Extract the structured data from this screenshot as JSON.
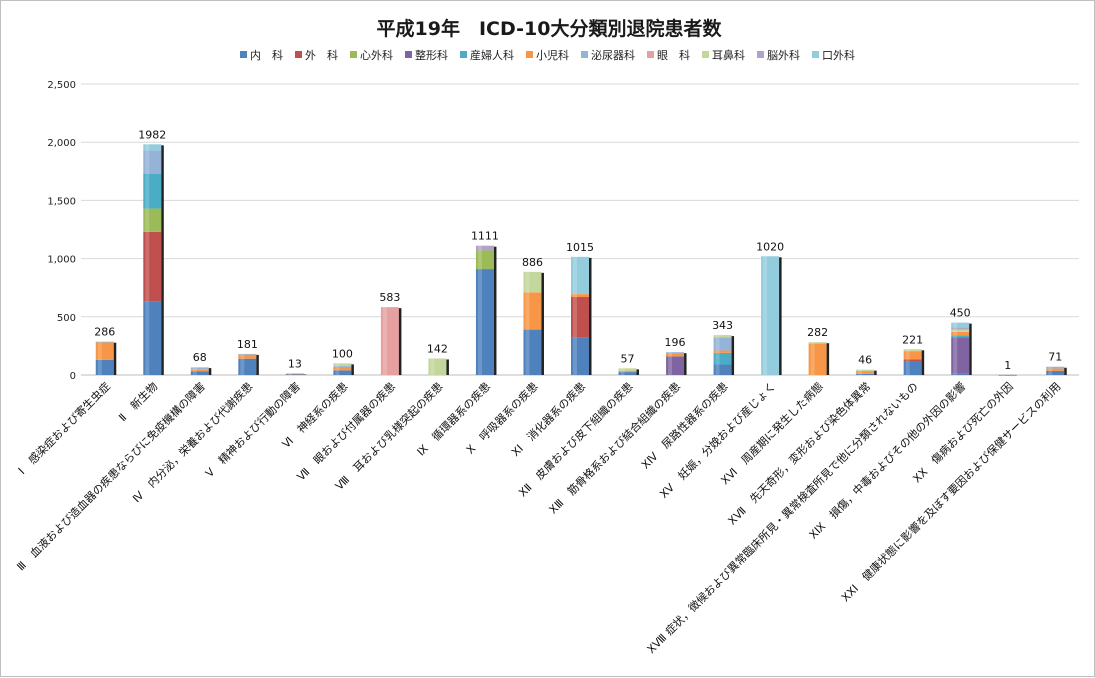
{
  "chart_data": {
    "type": "bar",
    "stacked": true,
    "title": "平成19年　ICD-10大分類別退院患者数",
    "ylim": [
      0,
      2500
    ],
    "yticks": [
      "0",
      "500",
      "1,000",
      "1,500",
      "2,000",
      "2,500"
    ],
    "grid": true,
    "legend_position": "top",
    "series": [
      {
        "name": "内　科",
        "color": "#4f81bd",
        "values": [
          130,
          630,
          30,
          140,
          8,
          40,
          0,
          0,
          910,
          390,
          320,
          25,
          0,
          90,
          0,
          0,
          10,
          120,
          10,
          1,
          35
        ]
      },
      {
        "name": "外　科",
        "color": "#c0504d",
        "values": [
          0,
          600,
          0,
          0,
          0,
          0,
          0,
          0,
          0,
          0,
          350,
          0,
          0,
          0,
          0,
          0,
          0,
          15,
          5,
          0,
          0
        ]
      },
      {
        "name": "心外科",
        "color": "#9bbb59",
        "values": [
          0,
          200,
          0,
          0,
          0,
          0,
          0,
          0,
          160,
          0,
          0,
          0,
          0,
          0,
          0,
          0,
          0,
          0,
          0,
          0,
          0
        ]
      },
      {
        "name": "整形科",
        "color": "#8064a2",
        "values": [
          0,
          0,
          0,
          0,
          0,
          0,
          0,
          0,
          0,
          0,
          0,
          0,
          160,
          0,
          0,
          0,
          0,
          0,
          310,
          0,
          0
        ]
      },
      {
        "name": "産婦人科",
        "color": "#4bacc6",
        "values": [
          0,
          300,
          0,
          0,
          0,
          0,
          0,
          0,
          0,
          0,
          0,
          0,
          0,
          100,
          0,
          0,
          0,
          0,
          15,
          0,
          0
        ]
      },
      {
        "name": "小児科",
        "color": "#f79646",
        "values": [
          150,
          0,
          15,
          35,
          5,
          30,
          0,
          0,
          0,
          320,
          25,
          12,
          25,
          20,
          0,
          270,
          20,
          70,
          30,
          0,
          20
        ]
      },
      {
        "name": "泌尿器科",
        "color": "#95b3d7",
        "values": [
          6,
          200,
          15,
          6,
          0,
          10,
          0,
          0,
          0,
          0,
          0,
          0,
          11,
          113,
          0,
          0,
          5,
          0,
          0,
          0,
          16
        ]
      },
      {
        "name": "眼　科",
        "color": "#e6a0a0",
        "values": [
          0,
          0,
          0,
          0,
          0,
          0,
          583,
          0,
          0,
          0,
          0,
          0,
          0,
          0,
          0,
          0,
          0,
          0,
          0,
          0,
          0
        ]
      },
      {
        "name": "耳鼻科",
        "color": "#c3d69b",
        "values": [
          0,
          0,
          8,
          0,
          0,
          20,
          0,
          142,
          0,
          176,
          0,
          20,
          0,
          20,
          0,
          12,
          11,
          16,
          20,
          0,
          0
        ]
      },
      {
        "name": "脳外科",
        "color": "#b3a2c7",
        "values": [
          0,
          0,
          0,
          0,
          0,
          0,
          0,
          0,
          41,
          0,
          0,
          0,
          0,
          0,
          0,
          0,
          0,
          0,
          20,
          0,
          0
        ]
      },
      {
        "name": "口外科",
        "color": "#93cddd",
        "values": [
          0,
          52,
          0,
          0,
          0,
          0,
          0,
          0,
          0,
          0,
          320,
          0,
          0,
          0,
          1020,
          0,
          0,
          0,
          40,
          0,
          0
        ]
      }
    ],
    "totals": [
      "286",
      "1982",
      "68",
      "181",
      "13",
      "100",
      "583",
      "142",
      "1111",
      "886",
      "1015",
      "57",
      "196",
      "343",
      "1020",
      "282",
      "46",
      "221",
      "450",
      "1",
      "71"
    ],
    "categories": [
      "Ⅰ　感染症および寄生虫症",
      "Ⅱ　新生物",
      "Ⅲ　血液および造血器の疾患ならびに免疫機構の障害",
      "Ⅳ　内分泌，栄養および代謝疾患",
      "Ⅴ　精神および行動の障害",
      "Ⅵ　神経系の疾患",
      "Ⅶ　眼および付属器の疾患",
      "Ⅷ　耳および乳様突起の疾患",
      "Ⅸ　循環器系の疾患",
      "Ⅹ　呼吸器系の疾患",
      "XⅠ　消化器系の疾患",
      "XⅡ　皮膚および皮下組織の疾患",
      "XⅢ　筋骨格系および結合組織の疾患",
      "XⅣ　尿路性器系の疾患",
      "XⅤ　妊娠，分娩および産じょく",
      "XⅥ　周産期に発生した病態",
      "XⅦ　先天奇形，変形および染色体異常",
      "XⅧ 症状，徴候および異常臨床所見・異常検査所見で他に分類されないもの",
      "XⅨ　損傷，中毒およびその他の外因の影響",
      "XⅩ　傷病および死亡の外因",
      "XⅩⅠ　健康状態に影響を及ぼす要因および保健サービスの利用"
    ]
  }
}
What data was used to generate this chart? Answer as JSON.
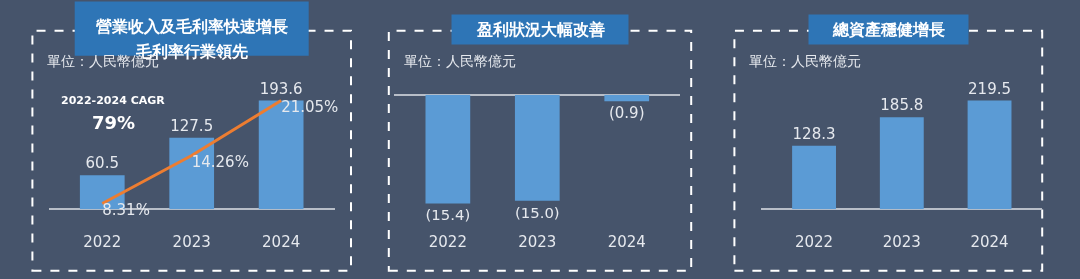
{
  "chart_data": [
    {
      "type": "bar",
      "title": "營業收入及毛利率快速增長",
      "subtitle": "毛利率行業領先",
      "categories": [
        "2022",
        "2023",
        "2024"
      ],
      "data_labels": true,
      "tick_labels": "x",
      "series": [
        {
          "type": "bar",
          "color": "#5b9bd5",
          "values": [
            60.5,
            127.5,
            193.6
          ]
        },
        {
          "type": "line",
          "axis": "y2",
          "color": "#ed7d31",
          "values": [
            8.31,
            14.26,
            21.05
          ],
          "value_labels": [
            "8.31%",
            "14.26%",
            "21.05%"
          ]
        }
      ],
      "annotations": [
        "單位：人民幣億元",
        "2022-2024 CAGR",
        "79%"
      ]
    },
    {
      "type": "bar",
      "title": "盈利狀況大幅改善",
      "categories": [
        "2022",
        "2023",
        "2024"
      ],
      "tick_labels": "x",
      "series": [
        {
          "color": "#5b9bd5",
          "values": [
            -15.4,
            -15.0,
            -0.9
          ],
          "value_labels": [
            "(15.4)",
            "(15.0)",
            "(0.9)"
          ]
        }
      ],
      "annotations": [
        "單位：人民幣億元"
      ]
    },
    {
      "type": "bar",
      "title": "總資產穩健增長",
      "categories": [
        "2022",
        "2023",
        "2024"
      ],
      "data_labels": true,
      "tick_labels": "x",
      "series": [
        {
          "color": "#5b9bd5",
          "values": [
            128.3,
            185.8,
            219.5
          ]
        }
      ],
      "annotations": [
        "單位：人民幣億元"
      ]
    }
  ]
}
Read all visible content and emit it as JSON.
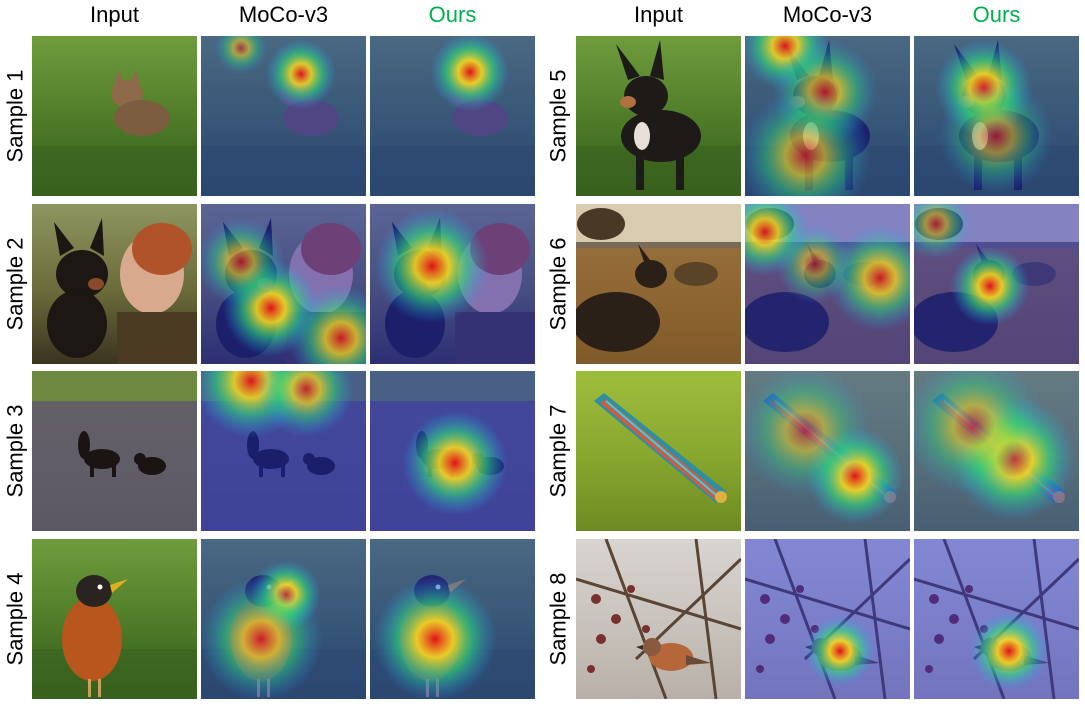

......

GOAL
Transcribe the full listing above exactly, with the images removed.

TASK OUTPUT
Extract the structured data from this screenshot as JSON.
{
  "chart_data": {
    "type": "bar",
    "stacked": true,
    "title": "平成19年　ICD-10大分類別退院患者数",
    "ylim": [
      0,
      2500
    ],
    "yticks": [
      "0",
      "500",
      "1,000",
      "1,500",
      "2,000",
      "2,500"
    ],
    "grid": true,
    "legend_position": "top",
    "series": [
      {
        "name": "内　科",
        "color": "#4f81bd",
        "values": [
          130,
          630,
          30,
          140,
          8,
          40,
          0,
          0,
          910,
          390,
          320,
          25,
          0,
          90,
          0,
          0,
          10,
          120,
          10,
          1,
          35
        ]
      },
      {
        "name": "外　科",
        "color": "#c0504d",
        "values": [
          0,
          600,
          0,
          0,
          0,
          0,
          0,
          0,
          0,
          0,
          350,
          0,
          0,
          0,
          0,
          0,
          0,
          15,
          5,
          0,
          0
        ]
      },
      {
        "name": "心外科",
        "color": "#9bbb59",
        "values": [
          0,
          200,
          0,
          0,
          0,
          0,
          0,
          0,
          160,
          0,
          0,
          0,
          0,
          0,
          0,
          0,
          0,
          0,
          0,
          0,
          0
        ]
      },
      {
        "name": "整形科",
        "color": "#8064a2",
        "values": [
          0,
          0,
          0,
          0,
          0,
          0,
          0,
          0,
          0,
          0,
          0,
          0,
          160,
          0,
          0,
          0,
          0,
          0,
          310,
          0,
          0
        ]
      },
      {
        "name": "産婦人科",
        "color": "#4bacc6",
        "values": [
          0,
          300,
          0,
          0,
          0,
          0,
          0,
          0,
          0,
          0,
          0,
          0,
          0,
          100,
          0,
          0,
          0,
          0,
          15,
          0,
          0
        ]
      },
      {
        "name": "小児科",
        "color": "#f79646",
        "values": [
          150,
          0,
          15,
          35,
          5,
          30,
          0,
          0,
          0,
          320,
          25,
          12,
          25,
          20,
          0,
          270,
          20,
          70,
          30,
          0,
          20
        ]
      },
      {
        "name": "泌尿器科",
        "color": "#95b3d7",
        "values": [
          6,
          200,
          15,
          6,
          0,
          10,
          0,
          0,
          0,
          0,
          0,
          0,
          11,
          113,
          0,
          0,
          5,
          0,
          0,
          0,
          16
        ]
      },
      {
        "name": "眼　科",
        "color": "#e6a0a0",
        "values": [
          0,
          0,
          0,
          0,
          0,
          0,
          583,
          0,
          0,
          0,
          0,
          0,
          0,
          0,
          0,
          0,
          0,
          0,
          0,
          0,
          0
        ]
      },
      {
        "name": "耳鼻科",
        "color": "#c3d69b",
        "values": [
          0,
          0,
          8,
          0,
          0,
          20,
          0,
          142,
          0,
          176,
          0,
          20,
          0,
          20,
          0,
          12,
          11,
          16,
          20,
          0,
          0
        ]
      },
      {
        "name": "脳外科",
        "color": "#b3a2c7",
        "values": [
          0,
          0,
          0,
          0,
          0,
          0,
          0,
          0,
          41,
          0,
          0,
          0,
          0,
          0,
          0,
          0,
          0,
          0,
          20,
          0,
          0
        ]
      },
      {
        "name": "口外科",
        "color": "#93cddd",
        "values": [
          0,
          52,
          0,
          0,
          0,
          0,
          0,
          0,
          0,
          0,
          320,
          0,
          0,
          0,
          1020,
          0,
          0,
          0,
          40,
          0,
          0
        ]
      }
    ],
    "totals": [
      "286",
      "1982",
      "68",
      "181",
      "13",
      "100",
      "583",
      "142",
      "1111",
      "886",
      "1015",
      "57",
      "196",
      "343",
      "1020",
      "282",
      "46",
      "221",
      "450",
      "1",
      "71"
    ],
    "categories": [
      "Ⅰ　感染症および寄生虫症",
      "Ⅱ　新生物",
      "Ⅲ　血液および造血器の疾患ならびに免疫機構の障害",
      "Ⅳ　内分泌，栄養および代謝疾患",
      "Ⅴ　精神および行動の障害",
      "Ⅵ　神経系の疾患",
      "Ⅶ　眼および付属器の疾患",
      "Ⅷ　耳および乳様突起の疾患",
      "Ⅸ　循環器系の疾患",
      "Ⅹ　呼吸器系の疾患",
      "XⅠ　消化器系の疾患",
      "XⅡ　皮膚および皮下組織の疾患",
      "XⅢ　筋骨格系および結合組織の疾患",
      "XⅣ　尿路性器系の疾患",
      "XⅤ　妊娠，分娩および産じょく",
      "XⅥ　周産期に発生した病態",
      "XⅦ　先天奇形，変形および染色体異常",
      "XⅧ 症状，徴候および異常臨床所見・異常検査所見で他に分類されないもの",
      "XⅨ　損傷，中毒およびその他の外因の影響",
      "XⅩ　傷病および死亡の外因",
      "XⅩⅠ　健康状態に影響を及ぼす要因および保健サービスの利用"
    ]
  }
}
What data was used to generate this chart? Answer as JSON.
{
  "chart_data": [
    {
      "type": "bar",
      "title": "營業收入及毛利率快速增長",
      "subtitle": "毛利率行業領先",
      "categories": [
        "2022",
        "2023",
        "2024"
      ],
      "data_labels": true,
      "tick_labels": "x",
      "series": [
        {
          "type": "bar",
          "color": "#5b9bd5",
          "values": [
            60.5,
            127.5,
            193.6
          ]
        },
        {
          "type": "line",
          "axis": "y2",
          "color": "#ed7d31",
          "values": [
            8.31,
            14.26,
            21.05
          ],
          "value_labels": [
            "8.31%",
            "14.26%",
            "21.05%"
          ]
        }
      ],
      "annotations": [
        "單位：人民幣億元",
        "2022-2024 CAGR",
        "79%"
      ]
    },
    {
      "type": "bar",
      "title": "盈利狀況大幅改善",
      "categories": [
        "2022",
        "2023",
        "2024"
      ],
      "tick_labels": "x",
      "series": [
        {
          "color": "#5b9bd5",
          "values": [
            -15.4,
            -15.0,
            -0.9
          ],
          "value_labels": [
            "(15.4)",
            "(15.0)",
            "(0.9)"
          ]
        }
      ],
      "annotations": [
        "單位：人民幣億元"
      ]
    },
    {
      "type": "bar",
      "title": "總資產穩健增長",
      "categories": [
        "2022",
        "2023",
        "2024"
      ],
      "data_labels": true,
      "tick_labels": "x",
      "series": [
        {
          "color": "#5b9bd5",
          "values": [
            128.3,
            185.8,
            219.5
          ]
        }
      ],
      "annotations": [
        "單位：人民幣億元"
      ]
    }
  ]
}
Read all visible content and emit it as JSON.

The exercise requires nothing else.